(Records)
** BEGIN **

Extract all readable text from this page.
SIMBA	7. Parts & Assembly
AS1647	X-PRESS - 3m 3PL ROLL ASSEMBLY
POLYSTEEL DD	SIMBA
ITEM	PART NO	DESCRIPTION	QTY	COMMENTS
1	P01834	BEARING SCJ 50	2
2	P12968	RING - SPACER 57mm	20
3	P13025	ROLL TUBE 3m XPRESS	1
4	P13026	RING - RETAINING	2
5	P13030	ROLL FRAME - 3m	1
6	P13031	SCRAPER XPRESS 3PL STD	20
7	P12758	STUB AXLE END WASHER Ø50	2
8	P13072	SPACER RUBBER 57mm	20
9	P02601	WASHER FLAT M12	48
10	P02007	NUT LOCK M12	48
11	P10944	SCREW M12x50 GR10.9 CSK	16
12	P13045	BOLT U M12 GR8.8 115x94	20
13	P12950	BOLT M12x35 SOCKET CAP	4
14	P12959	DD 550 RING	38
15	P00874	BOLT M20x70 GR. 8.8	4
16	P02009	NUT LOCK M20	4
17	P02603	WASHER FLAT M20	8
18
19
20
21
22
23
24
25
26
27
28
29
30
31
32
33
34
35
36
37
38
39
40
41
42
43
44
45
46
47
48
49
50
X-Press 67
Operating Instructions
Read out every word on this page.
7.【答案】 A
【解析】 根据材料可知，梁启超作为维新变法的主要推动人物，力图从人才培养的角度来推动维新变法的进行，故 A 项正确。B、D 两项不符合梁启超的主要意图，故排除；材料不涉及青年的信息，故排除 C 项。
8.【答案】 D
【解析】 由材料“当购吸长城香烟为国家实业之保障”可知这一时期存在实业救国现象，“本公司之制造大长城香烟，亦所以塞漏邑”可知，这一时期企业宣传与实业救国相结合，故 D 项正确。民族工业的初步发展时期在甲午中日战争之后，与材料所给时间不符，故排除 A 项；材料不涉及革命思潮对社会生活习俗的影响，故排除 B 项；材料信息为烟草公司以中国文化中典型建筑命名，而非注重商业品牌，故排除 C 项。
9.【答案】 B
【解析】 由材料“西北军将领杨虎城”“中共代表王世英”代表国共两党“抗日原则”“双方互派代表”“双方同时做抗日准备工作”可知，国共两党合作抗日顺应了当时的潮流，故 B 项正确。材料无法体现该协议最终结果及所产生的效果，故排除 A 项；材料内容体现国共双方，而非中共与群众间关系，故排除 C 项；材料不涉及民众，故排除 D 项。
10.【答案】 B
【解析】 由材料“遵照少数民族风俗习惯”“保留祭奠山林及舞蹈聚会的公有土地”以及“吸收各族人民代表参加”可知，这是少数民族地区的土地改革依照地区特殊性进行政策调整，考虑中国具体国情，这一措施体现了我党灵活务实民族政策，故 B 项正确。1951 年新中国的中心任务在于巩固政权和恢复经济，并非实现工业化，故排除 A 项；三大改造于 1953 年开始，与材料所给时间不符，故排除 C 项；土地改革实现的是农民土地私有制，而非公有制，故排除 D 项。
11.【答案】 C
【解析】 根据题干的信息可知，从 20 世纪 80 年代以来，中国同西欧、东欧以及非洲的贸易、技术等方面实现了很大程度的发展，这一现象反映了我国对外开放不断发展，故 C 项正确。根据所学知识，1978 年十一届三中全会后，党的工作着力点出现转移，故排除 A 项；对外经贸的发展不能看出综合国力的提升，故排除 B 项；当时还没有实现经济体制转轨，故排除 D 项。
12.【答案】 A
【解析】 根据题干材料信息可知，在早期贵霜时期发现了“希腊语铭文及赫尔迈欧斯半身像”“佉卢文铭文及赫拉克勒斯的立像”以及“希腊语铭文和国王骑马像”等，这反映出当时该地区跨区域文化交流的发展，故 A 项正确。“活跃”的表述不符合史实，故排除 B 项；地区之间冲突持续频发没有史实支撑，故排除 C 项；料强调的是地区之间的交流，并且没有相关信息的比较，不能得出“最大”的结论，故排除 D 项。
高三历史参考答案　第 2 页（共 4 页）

** END **

- [Given exercise]:
Exactly as shown above, return every record.

- [Solution to the exercise]:
Extract all readable text from this page.
SIMBA	7. Parts & Assembly
AS1647	X-PRESS - 3m 3PL ROLL ASSEMBLY
POLYSTEEL DD	SIMBA
ITEM	PART NO	DESCRIPTION	QTY	COMMENTS
1	P01834	BEARING SCJ 50	2
2	P12968	RING - SPACER 57mm	20
3	P13025	ROLL TUBE 3m XPRESS	1
4	P13026	RING - RETAINING	2
5	P13030	ROLL FRAME - 3m	1
6	P13031	SCRAPER XPRESS 3PL STD	20
7	P12758	STUB AXLE END WASHER Ø50	2
8	P13072	SPACER RUBBER 57mm	20
9	P02601	WASHER FLAT M12	48
10	P02007	NUT LOCK M12	48
11	P10944	SCREW M12x50 GR10.9 CSK	16
12	P13045	BOLT U M12 GR8.8 115x94	20
13	P12950	BOLT M12x35 SOCKET CAP	4
14	P12959	DD 550 RING	38
15	P00874	BOLT M20x70 GR. 8.8	4
16	P02009	NUT LOCK M20	4
17	P02603	WASHER FLAT M20	8
18
19
20
21
22
23
24
25
26
27
28
29
30
31
32
33
34
35
36
37
38
39
40
41
42
43
44
45
46
47
48
49
50
X-Press 67
Operating Instructions
Read out every word on this page.
7.【答案】 A
【解析】 根据材料可知，梁启超作为维新变法的主要推动人物，力图从人才培养的角度来推动维新变法的进行，故 A 项正确。B、D 两项不符合梁启超的主要意图，故排除；材料不涉及青年的信息，故排除 C 项。
8.【答案】 D
【解析】 由材料“当购吸长城香烟为国家实业之保障”可知这一时期存在实业救国现象，“本公司之制造大长城香烟，亦所以塞漏邑”可知，这一时期企业宣传与实业救国相结合，故 D 项正确。民族工业的初步发展时期在甲午中日战争之后，与材料所给时间不符，故排除 A 项；材料不涉及革命思潮对社会生活习俗的影响，故排除 B 项；材料信息为烟草公司以中国文化中典型建筑命名，而非注重商业品牌，故排除 C 项。
9.【答案】 B
【解析】 由材料“西北军将领杨虎城”“中共代表王世英”代表国共两党“抗日原则”“双方互派代表”“双方同时做抗日准备工作”可知，国共两党合作抗日顺应了当时的潮流，故 B 项正确。材料无法体现该协议最终结果及所产生的效果，故排除 A 项；材料内容体现国共双方，而非中共与群众间关系，故排除 C 项；材料不涉及民众，故排除 D 项。
10.【答案】 B
【解析】 由材料“遵照少数民族风俗习惯”“保留祭奠山林及舞蹈聚会的公有土地”以及“吸收各族人民代表参加”可知，这是少数民族地区的土地改革依照地区特殊性进行政策调整，考虑中国具体国情，这一措施体现了我党灵活务实民族政策，故 B 项正确。1951 年新中国的中心任务在于巩固政权和恢复经济，并非实现工业化，故排除 A 项；三大改造于 1953 年开始，与材料所给时间不符，故排除 C 项；土地改革实现的是农民土地私有制，而非公有制，故排除 D 项。
11.【答案】 C
【解析】 根据题干的信息可知，从 20 世纪 80 年代以来，中国同西欧、东欧以及非洲的贸易、技术等方面实现了很大程度的发展，这一现象反映了我国对外开放不断发展，故 C 项正确。根据所学知识，1978 年十一届三中全会后，党的工作着力点出现转移，故排除 A 项；对外经贸的发展不能看出综合国力的提升，故排除 B 项；当时还没有实现经济体制转轨，故排除 D 项。
12.【答案】 A
【解析】 根据题干材料信息可知，在早期贵霜时期发现了“希腊语铭文及赫尔迈欧斯半身像”“佉卢文铭文及赫拉克勒斯的立像”以及“希腊语铭文和国王骑马像”等，这反映出当时该地区跨区域文化交流的发展，故 A 项正确。“活跃”的表述不符合史实，故排除 B 项；地区之间冲突持续频发没有史实支撑，故排除 C 项；料强调的是地区之间的交流，并且没有相关信息的比较，不能得出“最大”的结论，故排除 D 项。
高三历史参考答案　第 2 页（共 4 页）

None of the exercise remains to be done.